## BEGIN

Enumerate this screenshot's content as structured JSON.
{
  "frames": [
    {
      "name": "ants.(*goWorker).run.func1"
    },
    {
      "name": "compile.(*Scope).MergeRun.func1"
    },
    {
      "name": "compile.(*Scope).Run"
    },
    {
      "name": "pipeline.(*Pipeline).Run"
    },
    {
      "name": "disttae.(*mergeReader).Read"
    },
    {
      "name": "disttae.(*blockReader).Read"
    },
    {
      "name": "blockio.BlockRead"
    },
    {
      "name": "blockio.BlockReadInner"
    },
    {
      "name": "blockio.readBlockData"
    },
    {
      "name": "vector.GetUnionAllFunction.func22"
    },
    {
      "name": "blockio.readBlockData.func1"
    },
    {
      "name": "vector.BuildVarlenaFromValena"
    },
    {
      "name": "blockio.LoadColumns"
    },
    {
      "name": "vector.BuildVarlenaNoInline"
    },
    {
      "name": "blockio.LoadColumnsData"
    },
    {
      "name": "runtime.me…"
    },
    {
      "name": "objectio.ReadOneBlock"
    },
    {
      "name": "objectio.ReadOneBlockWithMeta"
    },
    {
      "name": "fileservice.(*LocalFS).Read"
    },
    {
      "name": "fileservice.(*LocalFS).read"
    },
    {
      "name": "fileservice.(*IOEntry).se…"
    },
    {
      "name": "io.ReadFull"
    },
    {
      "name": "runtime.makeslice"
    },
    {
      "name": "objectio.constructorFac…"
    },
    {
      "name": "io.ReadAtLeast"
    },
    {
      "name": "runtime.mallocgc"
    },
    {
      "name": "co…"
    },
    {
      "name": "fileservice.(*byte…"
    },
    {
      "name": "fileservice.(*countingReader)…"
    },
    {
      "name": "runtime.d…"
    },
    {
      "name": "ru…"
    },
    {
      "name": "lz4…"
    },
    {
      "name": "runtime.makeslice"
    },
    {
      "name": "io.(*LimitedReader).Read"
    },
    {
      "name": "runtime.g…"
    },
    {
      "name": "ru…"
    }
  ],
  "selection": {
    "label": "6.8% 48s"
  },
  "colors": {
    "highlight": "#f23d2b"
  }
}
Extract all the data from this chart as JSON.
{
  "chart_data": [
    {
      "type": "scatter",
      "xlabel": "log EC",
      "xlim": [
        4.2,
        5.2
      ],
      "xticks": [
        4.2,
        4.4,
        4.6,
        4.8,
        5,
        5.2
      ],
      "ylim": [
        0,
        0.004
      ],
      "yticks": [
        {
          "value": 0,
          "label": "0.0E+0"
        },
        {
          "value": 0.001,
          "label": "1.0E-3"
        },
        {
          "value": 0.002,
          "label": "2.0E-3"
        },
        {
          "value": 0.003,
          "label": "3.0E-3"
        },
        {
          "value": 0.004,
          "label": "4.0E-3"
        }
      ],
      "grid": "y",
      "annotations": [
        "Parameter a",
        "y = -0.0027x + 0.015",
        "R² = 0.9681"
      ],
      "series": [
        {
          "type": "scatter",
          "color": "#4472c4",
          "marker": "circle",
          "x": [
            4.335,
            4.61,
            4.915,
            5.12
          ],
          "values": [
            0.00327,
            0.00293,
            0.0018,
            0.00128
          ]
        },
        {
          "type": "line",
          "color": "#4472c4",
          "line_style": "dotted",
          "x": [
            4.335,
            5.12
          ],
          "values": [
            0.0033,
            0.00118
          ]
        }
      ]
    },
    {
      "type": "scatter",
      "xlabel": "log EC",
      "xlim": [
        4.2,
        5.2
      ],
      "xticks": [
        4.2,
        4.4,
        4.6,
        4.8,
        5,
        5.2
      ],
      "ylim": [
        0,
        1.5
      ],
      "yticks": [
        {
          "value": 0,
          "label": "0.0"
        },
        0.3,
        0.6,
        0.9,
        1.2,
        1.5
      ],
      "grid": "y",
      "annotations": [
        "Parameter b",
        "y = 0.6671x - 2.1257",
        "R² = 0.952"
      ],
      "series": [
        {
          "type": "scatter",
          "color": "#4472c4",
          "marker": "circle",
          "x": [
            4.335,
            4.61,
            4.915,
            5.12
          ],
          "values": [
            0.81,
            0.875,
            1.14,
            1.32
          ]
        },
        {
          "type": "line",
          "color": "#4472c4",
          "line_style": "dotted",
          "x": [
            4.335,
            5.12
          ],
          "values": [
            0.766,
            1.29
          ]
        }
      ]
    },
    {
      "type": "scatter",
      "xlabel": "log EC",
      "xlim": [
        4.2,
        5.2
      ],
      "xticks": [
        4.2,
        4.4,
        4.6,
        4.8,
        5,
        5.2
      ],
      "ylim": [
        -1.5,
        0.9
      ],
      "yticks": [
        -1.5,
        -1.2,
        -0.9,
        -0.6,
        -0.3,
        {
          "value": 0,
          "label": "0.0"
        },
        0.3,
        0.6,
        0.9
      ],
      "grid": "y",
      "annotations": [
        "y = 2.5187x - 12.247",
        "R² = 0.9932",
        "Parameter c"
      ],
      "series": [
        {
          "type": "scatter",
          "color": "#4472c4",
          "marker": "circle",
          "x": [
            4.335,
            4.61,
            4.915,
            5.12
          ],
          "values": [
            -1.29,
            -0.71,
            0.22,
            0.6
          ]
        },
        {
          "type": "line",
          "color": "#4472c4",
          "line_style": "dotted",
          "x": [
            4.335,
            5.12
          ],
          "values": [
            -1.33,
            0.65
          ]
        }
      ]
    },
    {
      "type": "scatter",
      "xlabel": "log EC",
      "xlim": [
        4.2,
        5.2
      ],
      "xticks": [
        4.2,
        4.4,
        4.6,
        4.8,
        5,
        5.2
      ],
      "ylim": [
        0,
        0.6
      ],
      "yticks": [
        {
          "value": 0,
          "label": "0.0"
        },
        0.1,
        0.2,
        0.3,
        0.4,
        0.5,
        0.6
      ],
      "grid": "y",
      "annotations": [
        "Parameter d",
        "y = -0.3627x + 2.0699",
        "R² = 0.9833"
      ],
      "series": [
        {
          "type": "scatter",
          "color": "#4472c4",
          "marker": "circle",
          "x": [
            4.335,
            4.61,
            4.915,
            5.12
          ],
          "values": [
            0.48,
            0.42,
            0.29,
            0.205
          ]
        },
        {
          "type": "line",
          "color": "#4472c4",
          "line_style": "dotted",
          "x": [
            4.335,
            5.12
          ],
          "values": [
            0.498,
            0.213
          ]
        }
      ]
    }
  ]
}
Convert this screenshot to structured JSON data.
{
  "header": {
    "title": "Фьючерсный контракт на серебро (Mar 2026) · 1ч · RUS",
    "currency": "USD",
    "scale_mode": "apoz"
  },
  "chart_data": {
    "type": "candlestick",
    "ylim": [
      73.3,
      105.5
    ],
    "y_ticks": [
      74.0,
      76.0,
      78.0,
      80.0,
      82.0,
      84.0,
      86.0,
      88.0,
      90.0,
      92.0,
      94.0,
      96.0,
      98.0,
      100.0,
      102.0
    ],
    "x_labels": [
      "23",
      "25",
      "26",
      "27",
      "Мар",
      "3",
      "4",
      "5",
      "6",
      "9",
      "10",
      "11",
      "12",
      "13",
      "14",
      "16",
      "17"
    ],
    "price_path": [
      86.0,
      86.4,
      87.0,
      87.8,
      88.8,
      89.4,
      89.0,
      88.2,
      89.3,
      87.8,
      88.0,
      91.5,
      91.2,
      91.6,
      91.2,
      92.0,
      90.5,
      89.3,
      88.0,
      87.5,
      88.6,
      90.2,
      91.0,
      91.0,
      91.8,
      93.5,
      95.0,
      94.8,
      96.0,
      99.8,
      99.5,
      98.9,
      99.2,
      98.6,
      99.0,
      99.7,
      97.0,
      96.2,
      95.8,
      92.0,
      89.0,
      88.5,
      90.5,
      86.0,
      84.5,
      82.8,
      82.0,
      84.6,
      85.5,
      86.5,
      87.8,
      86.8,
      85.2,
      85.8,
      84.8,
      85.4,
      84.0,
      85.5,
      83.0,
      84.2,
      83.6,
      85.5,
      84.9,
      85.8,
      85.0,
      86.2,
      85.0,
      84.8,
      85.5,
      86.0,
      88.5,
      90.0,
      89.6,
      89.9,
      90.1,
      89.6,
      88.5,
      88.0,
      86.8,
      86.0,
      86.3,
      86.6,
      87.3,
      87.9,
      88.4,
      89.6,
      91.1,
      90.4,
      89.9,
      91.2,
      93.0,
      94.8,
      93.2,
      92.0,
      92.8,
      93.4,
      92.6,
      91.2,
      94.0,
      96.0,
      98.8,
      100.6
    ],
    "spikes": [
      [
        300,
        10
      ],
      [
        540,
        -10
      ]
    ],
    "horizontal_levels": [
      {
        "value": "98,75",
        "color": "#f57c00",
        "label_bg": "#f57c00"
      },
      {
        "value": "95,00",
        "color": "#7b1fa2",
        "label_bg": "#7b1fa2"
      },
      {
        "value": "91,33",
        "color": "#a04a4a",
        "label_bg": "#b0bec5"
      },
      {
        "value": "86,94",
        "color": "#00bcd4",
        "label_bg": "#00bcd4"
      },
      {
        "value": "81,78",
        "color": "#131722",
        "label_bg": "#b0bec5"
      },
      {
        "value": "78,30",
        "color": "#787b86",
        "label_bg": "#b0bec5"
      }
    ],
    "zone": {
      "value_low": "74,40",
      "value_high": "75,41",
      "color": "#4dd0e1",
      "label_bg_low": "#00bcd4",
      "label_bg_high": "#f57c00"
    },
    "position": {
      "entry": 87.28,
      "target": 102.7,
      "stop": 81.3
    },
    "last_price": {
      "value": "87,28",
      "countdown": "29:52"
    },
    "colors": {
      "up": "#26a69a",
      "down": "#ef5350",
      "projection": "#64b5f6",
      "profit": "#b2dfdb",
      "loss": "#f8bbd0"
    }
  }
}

## END

**GOAL OF THE EXERCISE**. Look over the listing above. Pick out and copy every line that includes "runtime".

**WRITTEN RESPONSE**.
      "name": "runtime.me…"
      "name": "runtime.makeslice"
      "name": "runtime.mallocgc"
      "name": "runtime.d…"
      "name": "runtime.makeslice"
      "name": "runtime.g…"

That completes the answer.